FRAGMENTO PARA LEER ▸
--------

No cesa la indignación ciudadana por el fallo de la Corte Constitucional que dejó sin efectos la prohibición del consumo de la dosis mínima y de alcohol en espacios públicos, el libre desarrollo de la personalidad fue el argumento del máximo tribunal para tumbar dicha restricción.
Todos tenemos libertad para escoger nuestro proyecto o estilo de vida, pero esa liberalidad no se puede ejercer violentando los derechos de los demás, menos si se trata del respeto por la colectividad. Uno de los principios esenciales que identifica al estado social de derecho es la prevalencia del interés general sobre el particular, principio que pareció olvidar la Corte Constitucional.
No tuvo en cuenta la Corte el gran esfuerzo de la Fuerza Pública y administraciones locales para combatir la delincuencia que se está apoderando de las ciudades. Al argumento de permitir la dosis mínima porque esta cantidad de droga solo es portada por consumidores, los distribuidores sacaron provecho, solo cargan pequeños gramos por encomiendas que entregan para regresar por más.

--------

MATERIAL PROPORCIONADO ▸

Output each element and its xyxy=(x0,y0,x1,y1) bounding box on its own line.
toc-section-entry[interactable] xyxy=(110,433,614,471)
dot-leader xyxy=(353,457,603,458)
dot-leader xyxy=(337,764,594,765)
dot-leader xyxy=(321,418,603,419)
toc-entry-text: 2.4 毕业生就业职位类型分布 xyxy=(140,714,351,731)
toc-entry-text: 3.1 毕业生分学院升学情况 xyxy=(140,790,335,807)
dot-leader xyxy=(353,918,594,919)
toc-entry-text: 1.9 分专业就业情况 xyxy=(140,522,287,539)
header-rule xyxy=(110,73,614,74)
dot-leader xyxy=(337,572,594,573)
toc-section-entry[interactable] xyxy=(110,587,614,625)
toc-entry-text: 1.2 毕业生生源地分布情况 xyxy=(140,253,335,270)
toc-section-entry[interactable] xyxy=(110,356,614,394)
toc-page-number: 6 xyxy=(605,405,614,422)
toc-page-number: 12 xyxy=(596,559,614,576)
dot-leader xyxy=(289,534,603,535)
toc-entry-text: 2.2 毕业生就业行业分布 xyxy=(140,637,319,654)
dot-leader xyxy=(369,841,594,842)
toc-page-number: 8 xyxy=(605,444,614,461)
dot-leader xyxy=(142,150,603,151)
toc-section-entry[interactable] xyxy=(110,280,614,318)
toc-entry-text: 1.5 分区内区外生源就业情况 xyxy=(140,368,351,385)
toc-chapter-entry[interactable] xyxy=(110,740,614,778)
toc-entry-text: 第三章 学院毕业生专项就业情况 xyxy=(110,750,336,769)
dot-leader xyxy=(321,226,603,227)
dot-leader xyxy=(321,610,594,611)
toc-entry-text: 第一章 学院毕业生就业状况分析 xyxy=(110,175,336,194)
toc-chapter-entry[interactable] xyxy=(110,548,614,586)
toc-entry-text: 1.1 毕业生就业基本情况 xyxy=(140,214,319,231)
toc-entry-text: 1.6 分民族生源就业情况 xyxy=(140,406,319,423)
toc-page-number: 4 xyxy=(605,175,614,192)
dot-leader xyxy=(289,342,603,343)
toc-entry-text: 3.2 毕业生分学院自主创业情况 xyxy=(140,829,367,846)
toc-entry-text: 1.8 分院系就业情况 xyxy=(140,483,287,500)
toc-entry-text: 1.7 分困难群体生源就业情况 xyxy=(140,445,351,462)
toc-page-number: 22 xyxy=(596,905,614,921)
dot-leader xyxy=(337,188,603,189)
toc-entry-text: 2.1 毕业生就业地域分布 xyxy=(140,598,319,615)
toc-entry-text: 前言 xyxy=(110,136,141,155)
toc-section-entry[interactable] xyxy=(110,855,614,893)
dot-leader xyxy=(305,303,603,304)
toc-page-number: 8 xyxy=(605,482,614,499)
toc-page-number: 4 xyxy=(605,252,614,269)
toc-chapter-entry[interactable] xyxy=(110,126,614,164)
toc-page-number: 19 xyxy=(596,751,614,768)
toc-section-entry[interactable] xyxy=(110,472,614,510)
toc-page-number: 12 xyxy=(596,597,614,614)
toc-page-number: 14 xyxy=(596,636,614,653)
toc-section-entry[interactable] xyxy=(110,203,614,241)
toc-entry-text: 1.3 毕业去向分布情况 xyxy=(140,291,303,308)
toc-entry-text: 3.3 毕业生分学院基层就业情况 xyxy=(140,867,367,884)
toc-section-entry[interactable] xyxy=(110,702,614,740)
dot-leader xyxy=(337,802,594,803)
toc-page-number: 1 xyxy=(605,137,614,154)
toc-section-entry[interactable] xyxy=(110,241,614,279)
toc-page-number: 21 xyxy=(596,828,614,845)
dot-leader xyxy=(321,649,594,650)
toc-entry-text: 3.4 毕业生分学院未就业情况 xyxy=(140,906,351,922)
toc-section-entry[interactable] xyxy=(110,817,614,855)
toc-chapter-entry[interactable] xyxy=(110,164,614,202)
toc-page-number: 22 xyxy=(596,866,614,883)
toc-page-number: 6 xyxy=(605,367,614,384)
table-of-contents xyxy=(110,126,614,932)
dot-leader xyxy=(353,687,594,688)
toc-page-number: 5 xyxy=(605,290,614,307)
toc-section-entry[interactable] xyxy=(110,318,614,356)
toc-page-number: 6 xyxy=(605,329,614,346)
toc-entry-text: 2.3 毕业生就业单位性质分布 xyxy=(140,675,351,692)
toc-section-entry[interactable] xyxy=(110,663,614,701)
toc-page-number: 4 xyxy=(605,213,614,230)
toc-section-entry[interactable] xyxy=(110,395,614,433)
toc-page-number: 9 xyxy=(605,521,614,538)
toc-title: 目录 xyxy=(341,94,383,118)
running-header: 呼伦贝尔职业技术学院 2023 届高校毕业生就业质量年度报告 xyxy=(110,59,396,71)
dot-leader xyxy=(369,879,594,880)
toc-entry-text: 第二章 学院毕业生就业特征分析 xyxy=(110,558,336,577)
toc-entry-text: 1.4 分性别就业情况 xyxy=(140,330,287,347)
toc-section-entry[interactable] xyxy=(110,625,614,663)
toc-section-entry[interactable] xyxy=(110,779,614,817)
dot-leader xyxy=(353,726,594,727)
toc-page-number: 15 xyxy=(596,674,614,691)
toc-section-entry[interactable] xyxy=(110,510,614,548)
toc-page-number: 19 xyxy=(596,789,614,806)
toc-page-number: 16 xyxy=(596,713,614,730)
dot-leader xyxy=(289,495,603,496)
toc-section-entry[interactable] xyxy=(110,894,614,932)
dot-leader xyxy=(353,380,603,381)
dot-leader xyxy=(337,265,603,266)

--------

TAREA ASIGNADA A ▸ Enumera las instituciones públicas que se nombran en el fragmento.
TAREA ASIGNADA B ▸ Prolonga con un párrafo más el fragmento sobre el fallo de la Corte Constitucional, a partir de su última oración.
El material no tiene relación con el fragmento.

RESULTADO A ▸ Corte Constitucional, Fuerza Pública y administraciones locales.

RESULTADO B ▸
La justicia no está acompasada con el querer de la ciudadanía, con el pueblo que tiene el poder soberano, según la Constitución, de la que es guardiana la Corte. Sentencias que no representan el querer colectivo son las que impulsan propuestas como la de incluir una papeleta en las elecciones de octubre, para que los electores se pronuncien sobre la prohibición del consumo de drogas en espacios públicos, rechazando el fallo de la Corte Constitucional. Si el ciudadano siente que las decisiones judiciales no protegen sus derechos, tiene la potestad de pronunciarse y reclamar el respeto de sus garantías constitucionales.